Requirement:
Transcribe the entries below exactly; leave every image out.

Saved entries:

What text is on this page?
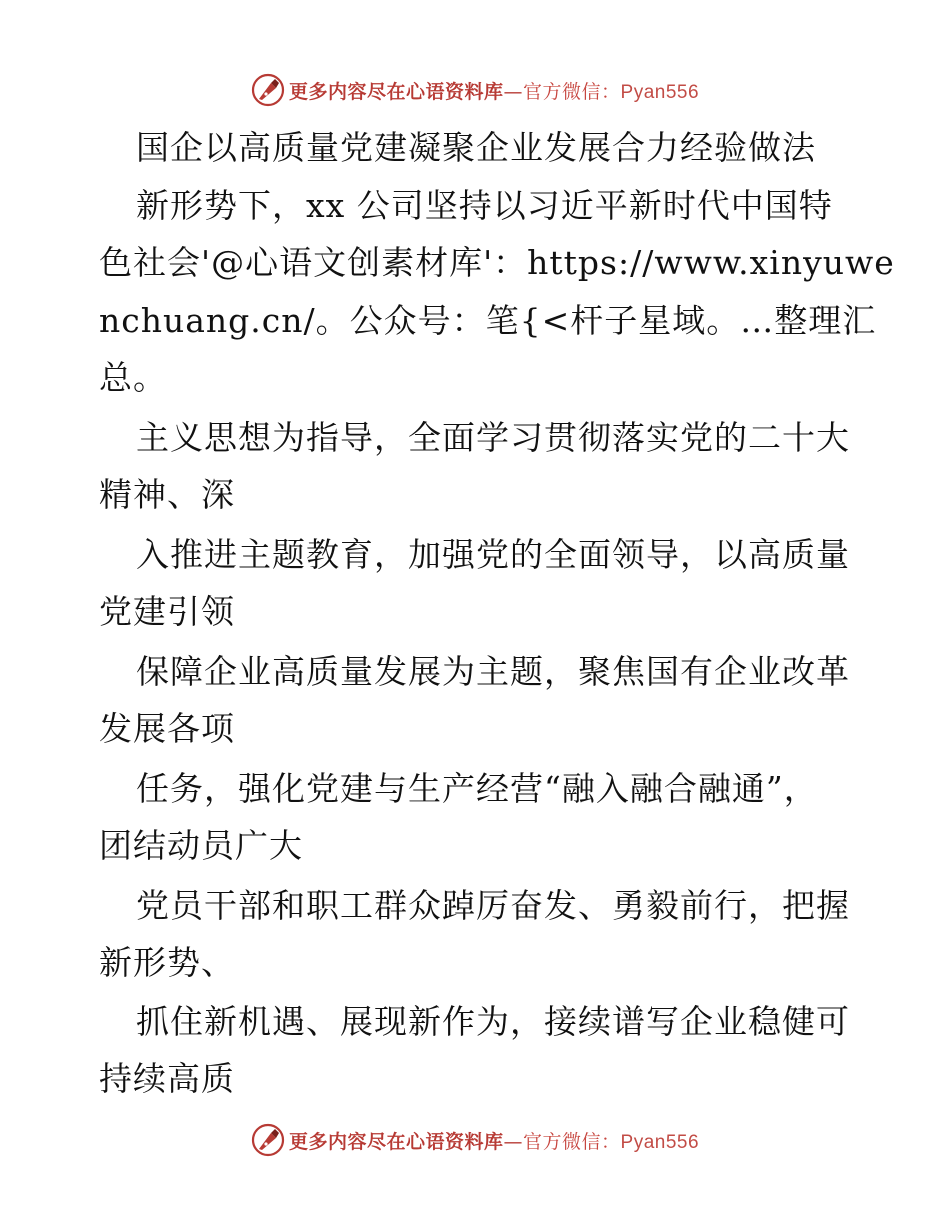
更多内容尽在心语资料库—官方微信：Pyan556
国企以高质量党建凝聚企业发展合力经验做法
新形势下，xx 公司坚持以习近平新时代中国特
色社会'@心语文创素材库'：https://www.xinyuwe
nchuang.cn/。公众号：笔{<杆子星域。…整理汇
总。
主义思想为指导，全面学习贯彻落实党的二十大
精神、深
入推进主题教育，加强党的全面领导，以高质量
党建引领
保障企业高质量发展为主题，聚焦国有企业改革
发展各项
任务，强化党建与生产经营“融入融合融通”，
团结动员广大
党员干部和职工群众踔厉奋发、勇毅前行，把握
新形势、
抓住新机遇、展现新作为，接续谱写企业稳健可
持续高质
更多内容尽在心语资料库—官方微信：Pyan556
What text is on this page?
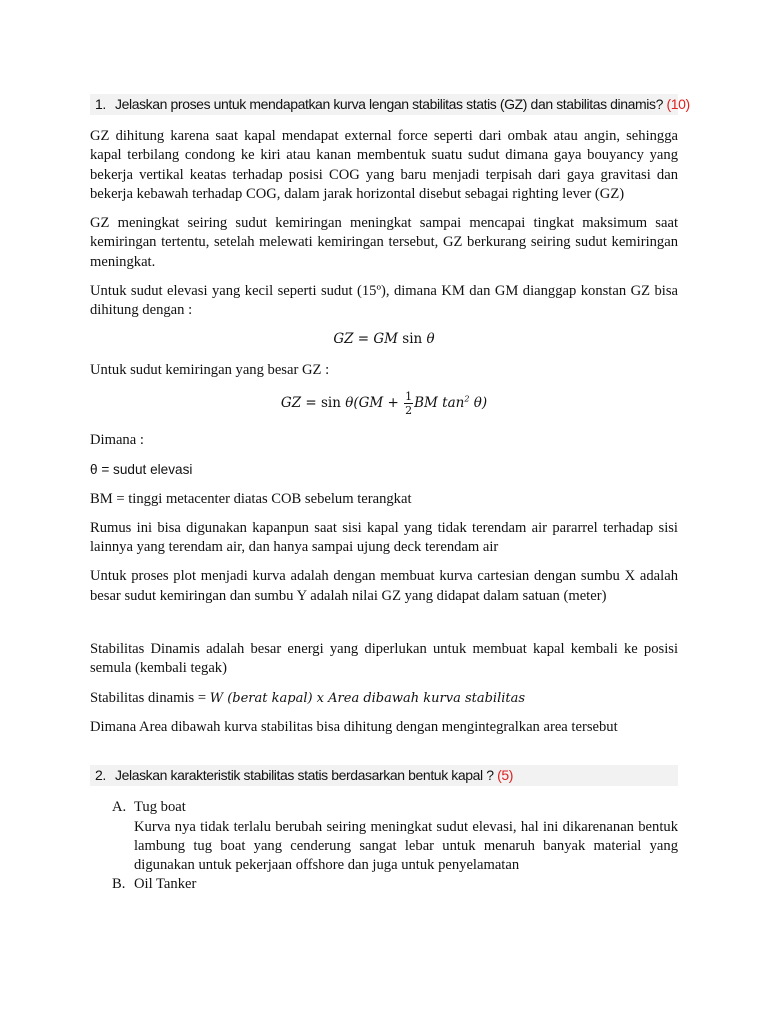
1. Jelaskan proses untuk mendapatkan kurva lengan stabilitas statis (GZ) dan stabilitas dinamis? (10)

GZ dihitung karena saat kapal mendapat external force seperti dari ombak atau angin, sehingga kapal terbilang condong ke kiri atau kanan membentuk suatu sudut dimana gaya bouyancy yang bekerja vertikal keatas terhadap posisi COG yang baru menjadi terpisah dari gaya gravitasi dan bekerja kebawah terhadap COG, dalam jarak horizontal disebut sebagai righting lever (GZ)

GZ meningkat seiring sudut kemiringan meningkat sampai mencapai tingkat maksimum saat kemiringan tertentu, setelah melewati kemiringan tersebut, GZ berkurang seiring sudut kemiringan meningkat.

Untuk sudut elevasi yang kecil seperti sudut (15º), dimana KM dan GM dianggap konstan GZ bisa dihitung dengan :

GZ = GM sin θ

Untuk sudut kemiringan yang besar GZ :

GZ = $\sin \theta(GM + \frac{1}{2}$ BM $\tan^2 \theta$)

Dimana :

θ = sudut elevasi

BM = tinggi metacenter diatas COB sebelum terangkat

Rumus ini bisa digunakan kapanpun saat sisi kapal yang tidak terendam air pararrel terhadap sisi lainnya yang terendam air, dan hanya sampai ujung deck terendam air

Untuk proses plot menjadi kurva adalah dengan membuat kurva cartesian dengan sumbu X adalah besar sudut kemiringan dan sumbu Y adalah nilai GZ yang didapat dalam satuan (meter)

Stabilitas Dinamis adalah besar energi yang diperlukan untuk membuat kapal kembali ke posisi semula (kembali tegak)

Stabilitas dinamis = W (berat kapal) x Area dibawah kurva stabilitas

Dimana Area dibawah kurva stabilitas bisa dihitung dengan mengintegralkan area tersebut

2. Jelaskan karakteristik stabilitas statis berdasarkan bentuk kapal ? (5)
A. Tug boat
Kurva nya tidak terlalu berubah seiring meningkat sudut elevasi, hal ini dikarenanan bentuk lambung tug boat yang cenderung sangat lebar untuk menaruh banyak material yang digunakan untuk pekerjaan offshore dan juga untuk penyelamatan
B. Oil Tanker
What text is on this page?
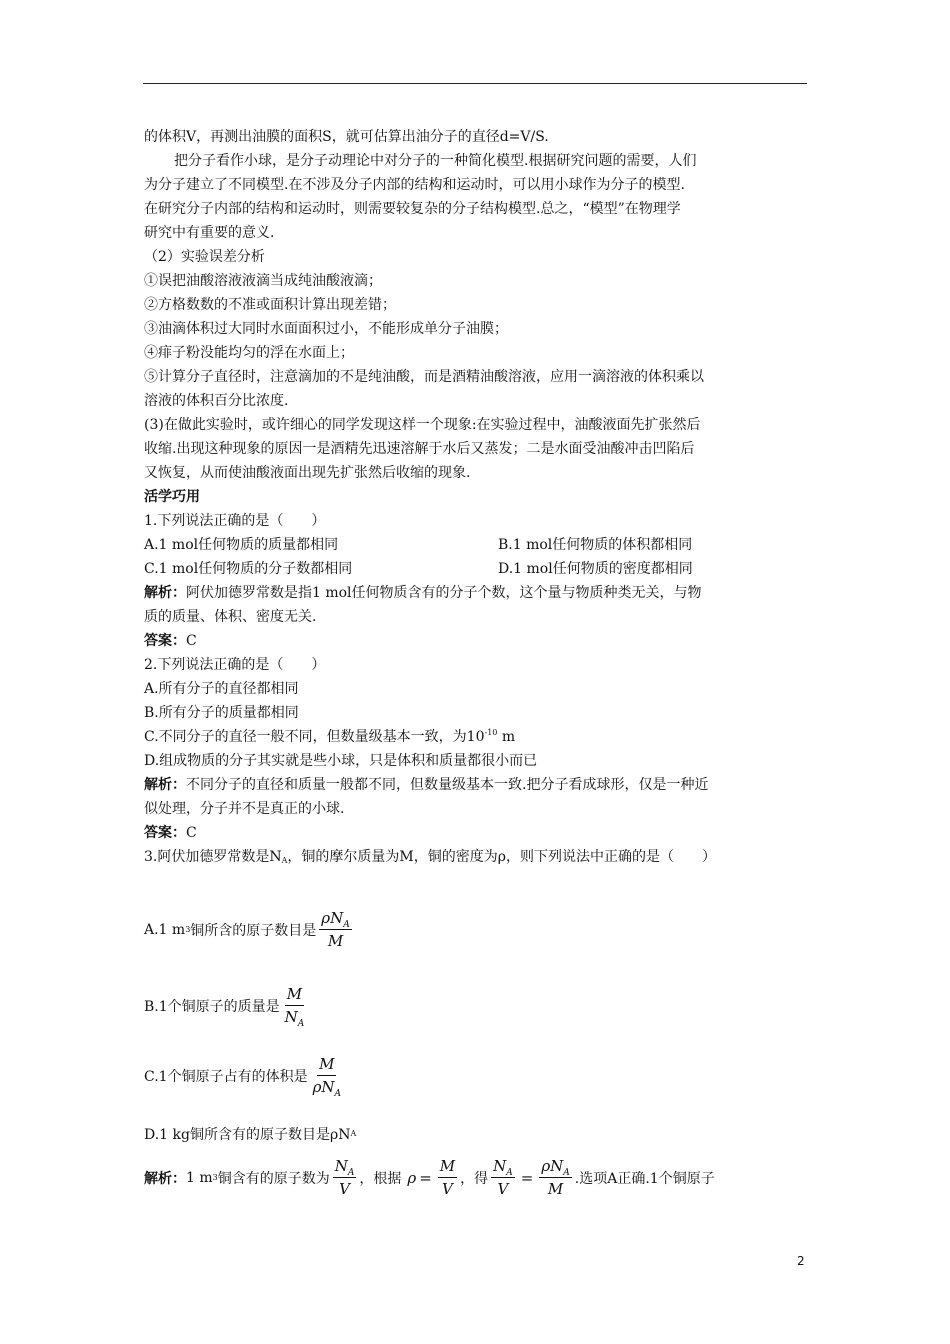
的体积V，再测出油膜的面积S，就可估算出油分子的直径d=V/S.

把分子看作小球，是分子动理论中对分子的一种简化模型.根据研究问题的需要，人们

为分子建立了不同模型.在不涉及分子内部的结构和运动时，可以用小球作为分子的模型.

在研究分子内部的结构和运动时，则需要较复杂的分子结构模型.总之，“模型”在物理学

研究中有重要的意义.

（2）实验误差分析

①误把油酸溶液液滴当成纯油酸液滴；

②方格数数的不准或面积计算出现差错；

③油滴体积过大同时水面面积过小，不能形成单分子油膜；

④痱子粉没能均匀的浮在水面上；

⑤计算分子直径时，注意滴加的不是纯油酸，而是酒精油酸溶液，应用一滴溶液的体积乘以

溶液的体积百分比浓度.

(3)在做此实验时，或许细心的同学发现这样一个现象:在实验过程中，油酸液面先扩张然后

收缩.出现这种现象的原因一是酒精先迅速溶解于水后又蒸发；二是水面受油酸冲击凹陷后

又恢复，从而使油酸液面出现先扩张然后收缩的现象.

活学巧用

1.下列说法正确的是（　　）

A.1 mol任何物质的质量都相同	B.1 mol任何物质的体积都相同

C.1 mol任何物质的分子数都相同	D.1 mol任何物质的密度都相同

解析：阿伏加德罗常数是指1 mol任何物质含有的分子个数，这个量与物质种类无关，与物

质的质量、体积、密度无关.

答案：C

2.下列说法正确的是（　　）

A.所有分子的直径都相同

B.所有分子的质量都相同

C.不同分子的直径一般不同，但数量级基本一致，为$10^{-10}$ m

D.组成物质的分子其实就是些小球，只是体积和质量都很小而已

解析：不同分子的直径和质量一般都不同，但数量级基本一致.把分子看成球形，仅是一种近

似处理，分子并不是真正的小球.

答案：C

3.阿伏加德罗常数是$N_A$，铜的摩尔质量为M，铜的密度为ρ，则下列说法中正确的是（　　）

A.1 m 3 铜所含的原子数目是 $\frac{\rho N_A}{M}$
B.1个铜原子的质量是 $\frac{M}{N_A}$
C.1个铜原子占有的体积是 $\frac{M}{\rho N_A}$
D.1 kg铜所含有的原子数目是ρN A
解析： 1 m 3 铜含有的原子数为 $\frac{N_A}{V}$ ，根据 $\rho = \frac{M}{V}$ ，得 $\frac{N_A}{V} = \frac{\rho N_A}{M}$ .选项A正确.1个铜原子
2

Answer below:
What text is on this page?
更多内容尽在心语资料库—官方微信：Pyan556
国企以高质量党建凝聚企业发展合力经验做法
新形势下，xx 公司坚持以习近平新时代中国特
色社会'@心语文创素材库'：https://www.xinyuwe
nchuang.cn/。公众号：笔{<杆子星域。…整理汇
总。
主义思想为指导，全面学习贯彻落实党的二十大
精神、深
入推进主题教育，加强党的全面领导，以高质量
党建引领
保障企业高质量发展为主题，聚焦国有企业改革
发展各项
任务，强化党建与生产经营“融入融合融通”，
团结动员广大
党员干部和职工群众踔厉奋发、勇毅前行，把握
新形势、
抓住新机遇、展现新作为，接续谱写企业稳健可
持续高质
更多内容尽在心语资料库—官方微信：Pyan556
What text is on this page?
1. Jelaskan proses untuk mendapatkan kurva lengan stabilitas statis (GZ) dan stabilitas dinamis? (10)

GZ dihitung karena saat kapal mendapat external force seperti dari ombak atau angin, sehingga kapal terbilang condong ke kiri atau kanan membentuk suatu sudut dimana gaya bouyancy yang bekerja vertikal keatas terhadap posisi COG yang baru menjadi terpisah dari gaya gravitasi dan bekerja kebawah terhadap COG, dalam jarak horizontal disebut sebagai righting lever (GZ)

GZ meningkat seiring sudut kemiringan meningkat sampai mencapai tingkat maksimum saat kemiringan tertentu, setelah melewati kemiringan tersebut, GZ berkurang seiring sudut kemiringan meningkat.

Untuk sudut elevasi yang kecil seperti sudut (15º), dimana KM dan GM dianggap konstan GZ bisa dihitung dengan :

GZ = GM sin θ

Untuk sudut kemiringan yang besar GZ :

GZ = $\sin \theta(GM + \frac{1}{2}$ BM $\tan^2 \theta$)

Dimana :

θ = sudut elevasi

BM = tinggi metacenter diatas COB sebelum terangkat

Rumus ini bisa digunakan kapanpun saat sisi kapal yang tidak terendam air pararrel terhadap sisi lainnya yang terendam air, dan hanya sampai ujung deck terendam air

Untuk proses plot menjadi kurva adalah dengan membuat kurva cartesian dengan sumbu X adalah besar sudut kemiringan dan sumbu Y adalah nilai GZ yang didapat dalam satuan (meter)

Stabilitas Dinamis adalah besar energi yang diperlukan untuk membuat kapal kembali ke posisi semula (kembali tegak)

Stabilitas dinamis = W (berat kapal) x Area dibawah kurva stabilitas

Dimana Area dibawah kurva stabilitas bisa dihitung dengan mengintegralkan area tersebut

2. Jelaskan karakteristik stabilitas statis berdasarkan bentuk kapal ? (5)
A. Tug boat
Kurva nya tidak terlalu berubah seiring meningkat sudut elevasi, hal ini dikarenanan bentuk lambung tug boat yang cenderung sangat lebar untuk menaruh banyak material yang digunakan untuk pekerjaan offshore dan juga untuk penyelamatan
B. Oil Tanker
What text is on this page?
的体积V，再测出油膜的面积S，就可估算出油分子的直径d=V/S.

把分子看作小球，是分子动理论中对分子的一种简化模型.根据研究问题的需要，人们

为分子建立了不同模型.在不涉及分子内部的结构和运动时，可以用小球作为分子的模型.

在研究分子内部的结构和运动时，则需要较复杂的分子结构模型.总之，“模型”在物理学

研究中有重要的意义.

（2）实验误差分析

①误把油酸溶液液滴当成纯油酸液滴；

②方格数数的不准或面积计算出现差错；

③油滴体积过大同时水面面积过小，不能形成单分子油膜；

④痱子粉没能均匀的浮在水面上；

⑤计算分子直径时，注意滴加的不是纯油酸，而是酒精油酸溶液，应用一滴溶液的体积乘以

溶液的体积百分比浓度.

(3)在做此实验时，或许细心的同学发现这样一个现象:在实验过程中，油酸液面先扩张然后

收缩.出现这种现象的原因一是酒精先迅速溶解于水后又蒸发；二是水面受油酸冲击凹陷后

又恢复，从而使油酸液面出现先扩张然后收缩的现象.

活学巧用

1.下列说法正确的是（　　）

A.1 mol任何物质的质量都相同	B.1 mol任何物质的体积都相同

C.1 mol任何物质的分子数都相同	D.1 mol任何物质的密度都相同

解析：阿伏加德罗常数是指1 mol任何物质含有的分子个数，这个量与物质种类无关，与物

质的质量、体积、密度无关.

答案：C

2.下列说法正确的是（　　）

A.所有分子的直径都相同

B.所有分子的质量都相同

C.不同分子的直径一般不同，但数量级基本一致，为$10^{-10}$ m

D.组成物质的分子其实就是些小球，只是体积和质量都很小而已

解析：不同分子的直径和质量一般都不同，但数量级基本一致.把分子看成球形，仅是一种近

似处理，分子并不是真正的小球.

答案：C

3.阿伏加德罗常数是$N_A$，铜的摩尔质量为M，铜的密度为ρ，则下列说法中正确的是（　　）

A.1 m 3 铜所含的原子数目是 $\frac{\rho N_A}{M}$
B.1个铜原子的质量是 $\frac{M}{N_A}$
C.1个铜原子占有的体积是 $\frac{M}{\rho N_A}$
D.1 kg铜所含有的原子数目是ρN A
解析： 1 m 3 铜含有的原子数为 $\frac{N_A}{V}$ ，根据 $\rho = \frac{M}{V}$ ，得 $\frac{N_A}{V} = \frac{\rho N_A}{M}$ .选项A正确.1个铜原子
2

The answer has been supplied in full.